2-09: Stacking and Mapping

0.1 To-do

1 Purpose

  • stacking dataframe

  • creating line plots and box plots

  • mapping values other than x and y

  • creating a List object

2 Script and data for this lesson

The script for the lesson is here

Data for the lesson: LansingJanTempsFixed.csv

3 GGPlot mapping

This lesson is designed to give an overview of the many issues that occur when you are creating plots in GGPlot and some of the fixes. There is the huge topic of mapping in GGPlot that we use in this lesson, but do not have time to fully explain (we go into much more detail in our dedicated GGPlot class…).  Mapping is how you relate data in a data frame to a visual aspect of a plot.  We have already mapped data in a data frame to the x and y axis of a plot – but, you can map many other visual aspects to data like size, shape, and, in this lesson, color. 

4 Reading in the data frame

We will be using the data from lansingJanTempsFixed.csv that has 6 years of January temperatures in Fahrenheit.  First we need to read in the file, lansJanTempsFixed.csv, and save the temperature data to a data frame:

lansJanTempsDF = read.csv(file = "data/lansingJanTempsFixed.csv");

5 Line Plots

We are going to go over the multiple ways in GGPlot to make a line plot for each of the 6 temperature column in one canvas area.  The ggplot component that creates a line plot is geom_line().

 

The simplest way to do it is to create six geom_line() components – one for each column in the data frame:

plot1 = ggplot( data=(lansJanTempsDF), 
                «mapping = aes(x=1:31)») + 
  geom_line( mapping=aes(y=Jan2011),
             color = "red") +
  geom_line( mapping=aes(y=Jan2012),
             color = "green") +
  geom_line( mapping=aes(y=Jan2013),
             color = "orange") +
  geom_line( mapping=aes(y=Jan2014),
             color = "blue") +
  geom_line( mapping=aes(y=Jan2015),
             color = "purple") +
  geom_line( mapping=aes(y=Jan2016),
             color = "black") +
  labs( title="January Temperature",
        subtitle="Lansing, MI -- 2011-2016",
        x = "January Days",
        y = "temperature (F)") +
  theme_bw();
plot(plot1);

Since the x-axis gets mapped to the same date values (1 to 31) for each line plot, we can place the x mapping in ggplot() call.  This makes the x mapping of 1:31 universal for all components in the canvas area.

 

Each geom_line component is also customized with a color subcomponent.

Figure 1: A line plot for the six temperature columns

6 Adding a legend

The problem with Figure 1 is that the individual line plots are not labelled. We would like to add a legend to the plot that maps the color to the year and adding a legend in GGPlot is awkward.  Generally speaking GGPlot will put a legend on the plot when something is mapped other than x or y.  We are going to map color.  To do this, we move color from being a subcomponent of the geom_line to being a mapped element of the geom_line.

PROBLEM TO SOLVE: Reproduce the passage of the GGPlot lesson from "6 Adding a legend" up to and including "of the geom_line.", without changing a character.

RECORD SET:

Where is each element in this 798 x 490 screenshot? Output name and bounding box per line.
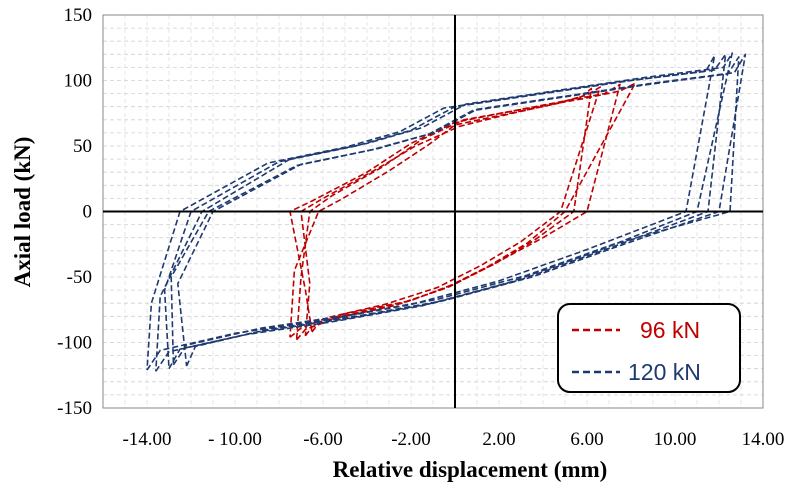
- axes: [102, 14, 764, 409]
- y-tick-label: 0: [83, 202, 93, 223]
- x-tick-label: -14.00: [122, 429, 171, 450]
- x-tick-label: -2.00: [391, 429, 431, 450]
- x-tick-label: 2.00: [482, 429, 515, 450]
- legend-box: [557, 303, 741, 393]
- y-tick-label: -150: [57, 398, 92, 419]
- series-loop: [289, 86, 602, 338]
- x-tick-label: -6.00: [303, 429, 343, 450]
- series-layer: [146, 52, 747, 372]
- x-axis-title: Relative displacement (mm): [333, 457, 608, 482]
- x-tick-label: 14.00: [742, 429, 785, 450]
- x-tick-label: - 10.00: [208, 429, 262, 450]
- y-tick-label: -50: [67, 267, 92, 288]
- y-axis-title: Axial load (kN): [10, 137, 35, 288]
- y-tick-label: -100: [57, 333, 92, 354]
- y-tick-label: 100: [64, 71, 93, 92]
- series-loop: [295, 82, 637, 341]
- legend-label-120kn: 120 kN: [628, 359, 701, 385]
- series-loop: [146, 54, 716, 371]
- series-loop: [170, 56, 740, 366]
- legend: 96 kN 120 kN: [557, 303, 741, 393]
- series-96kn: [289, 82, 637, 341]
- y-tick-label: 50: [73, 136, 92, 157]
- y-tick-label: 150: [64, 5, 93, 26]
- x-tick-label: 10.00: [654, 429, 697, 450]
- series-loop: [155, 52, 734, 372]
- legend-label-96kn: 96 kN: [640, 317, 700, 343]
- x-tick-label: 6.00: [570, 429, 603, 450]
- series-120kn: [146, 52, 747, 372]
- tick-labels: -150 -100 -50 0 50 100 150 -14.00 - 10.00 -6.00 -2…: [57, 5, 784, 450]
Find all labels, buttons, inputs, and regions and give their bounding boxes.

RESULT FOR THIS TASK:
6 Adding a legend

The problem with Figure 1 is that the individual line plots are not labelled. We would like to add a legend to the plot that maps the color to the year and adding a legend in GGPlot is awkward.  Generally speaking GGPlot will put a legend on the plot when something is mapped other than x or y.  We are going to map color.  To do this, we move color from being a subcomponent of the geom_line to being a mapped element of the geom_line.